Transcribe the entries that follow, word for word.

-- DATA LINES start --

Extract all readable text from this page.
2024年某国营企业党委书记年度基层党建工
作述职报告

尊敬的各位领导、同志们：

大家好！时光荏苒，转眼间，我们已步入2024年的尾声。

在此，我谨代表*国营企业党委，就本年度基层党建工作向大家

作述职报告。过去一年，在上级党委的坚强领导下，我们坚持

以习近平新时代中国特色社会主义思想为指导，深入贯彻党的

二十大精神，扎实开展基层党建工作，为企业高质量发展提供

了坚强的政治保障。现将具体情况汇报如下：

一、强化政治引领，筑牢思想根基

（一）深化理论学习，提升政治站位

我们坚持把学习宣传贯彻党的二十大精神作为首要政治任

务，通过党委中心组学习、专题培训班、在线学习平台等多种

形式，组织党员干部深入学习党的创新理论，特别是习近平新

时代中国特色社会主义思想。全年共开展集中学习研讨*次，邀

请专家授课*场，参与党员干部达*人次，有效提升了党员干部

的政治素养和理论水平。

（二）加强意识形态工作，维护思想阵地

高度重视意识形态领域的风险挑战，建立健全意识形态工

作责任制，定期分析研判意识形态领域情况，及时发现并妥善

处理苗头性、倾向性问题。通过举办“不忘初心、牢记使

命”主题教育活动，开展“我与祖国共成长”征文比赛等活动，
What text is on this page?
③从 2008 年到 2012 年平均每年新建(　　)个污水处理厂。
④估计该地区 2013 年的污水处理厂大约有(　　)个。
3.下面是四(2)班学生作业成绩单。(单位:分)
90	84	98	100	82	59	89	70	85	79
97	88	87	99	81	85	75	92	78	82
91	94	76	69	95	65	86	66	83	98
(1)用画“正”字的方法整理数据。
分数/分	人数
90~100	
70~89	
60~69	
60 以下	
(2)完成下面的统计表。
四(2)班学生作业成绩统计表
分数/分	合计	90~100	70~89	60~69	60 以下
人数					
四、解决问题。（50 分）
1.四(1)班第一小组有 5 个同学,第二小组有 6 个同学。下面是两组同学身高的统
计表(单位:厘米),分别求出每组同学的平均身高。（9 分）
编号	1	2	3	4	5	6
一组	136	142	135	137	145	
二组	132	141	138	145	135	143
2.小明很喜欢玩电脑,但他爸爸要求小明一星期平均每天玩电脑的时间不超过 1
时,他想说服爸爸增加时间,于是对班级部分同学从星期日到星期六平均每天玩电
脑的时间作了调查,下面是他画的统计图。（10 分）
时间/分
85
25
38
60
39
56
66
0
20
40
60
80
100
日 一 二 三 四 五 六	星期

-- DATA LINES end --

• [FINISHED EXERCISE]:
Extract all readable text from this page.
2024年某国营企业党委书记年度基层党建工
作述职报告

尊敬的各位领导、同志们：

大家好！时光荏苒，转眼间，我们已步入2024年的尾声。

在此，我谨代表*国营企业党委，就本年度基层党建工作向大家

作述职报告。过去一年，在上级党委的坚强领导下，我们坚持

以习近平新时代中国特色社会主义思想为指导，深入贯彻党的

二十大精神，扎实开展基层党建工作，为企业高质量发展提供

了坚强的政治保障。现将具体情况汇报如下：

一、强化政治引领，筑牢思想根基

（一）深化理论学习，提升政治站位

我们坚持把学习宣传贯彻党的二十大精神作为首要政治任

务，通过党委中心组学习、专题培训班、在线学习平台等多种

形式，组织党员干部深入学习党的创新理论，特别是习近平新

时代中国特色社会主义思想。全年共开展集中学习研讨*次，邀

请专家授课*场，参与党员干部达*人次，有效提升了党员干部

的政治素养和理论水平。

（二）加强意识形态工作，维护思想阵地

高度重视意识形态领域的风险挑战，建立健全意识形态工

作责任制，定期分析研判意识形态领域情况，及时发现并妥善

处理苗头性、倾向性问题。通过举办“不忘初心、牢记使

命”主题教育活动，开展“我与祖国共成长”征文比赛等活动，
What text is on this page?
③从 2008 年到 2012 年平均每年新建(　　)个污水处理厂。
④估计该地区 2013 年的污水处理厂大约有(　　)个。
3.下面是四(2)班学生作业成绩单。(单位:分)
90	84	98	100	82	59	89	70	85	79
97	88	87	99	81	85	75	92	78	82
91	94	76	69	95	65	86	66	83	98
(1)用画“正”字的方法整理数据。
分数/分	人数
90~100	
70~89	
60~69	
60 以下	
(2)完成下面的统计表。
四(2)班学生作业成绩统计表
分数/分	合计	90~100	70~89	60~69	60 以下
人数					
四、解决问题。（50 分）
1.四(1)班第一小组有 5 个同学,第二小组有 6 个同学。下面是两组同学身高的统
计表(单位:厘米),分别求出每组同学的平均身高。（9 分）
编号	1	2	3	4	5	6
一组	136	142	135	137	145	
二组	132	141	138	145	135	143
2.小明很喜欢玩电脑,但他爸爸要求小明一星期平均每天玩电脑的时间不超过 1
时,他想说服爸爸增加时间,于是对班级部分同学从星期日到星期六平均每天玩电
脑的时间作了调查,下面是他画的统计图。（10 分）
时间/分
85
25
38
60
39
56
66
0
20
40
60
80
100
日 一 二 三 四 五 六	星期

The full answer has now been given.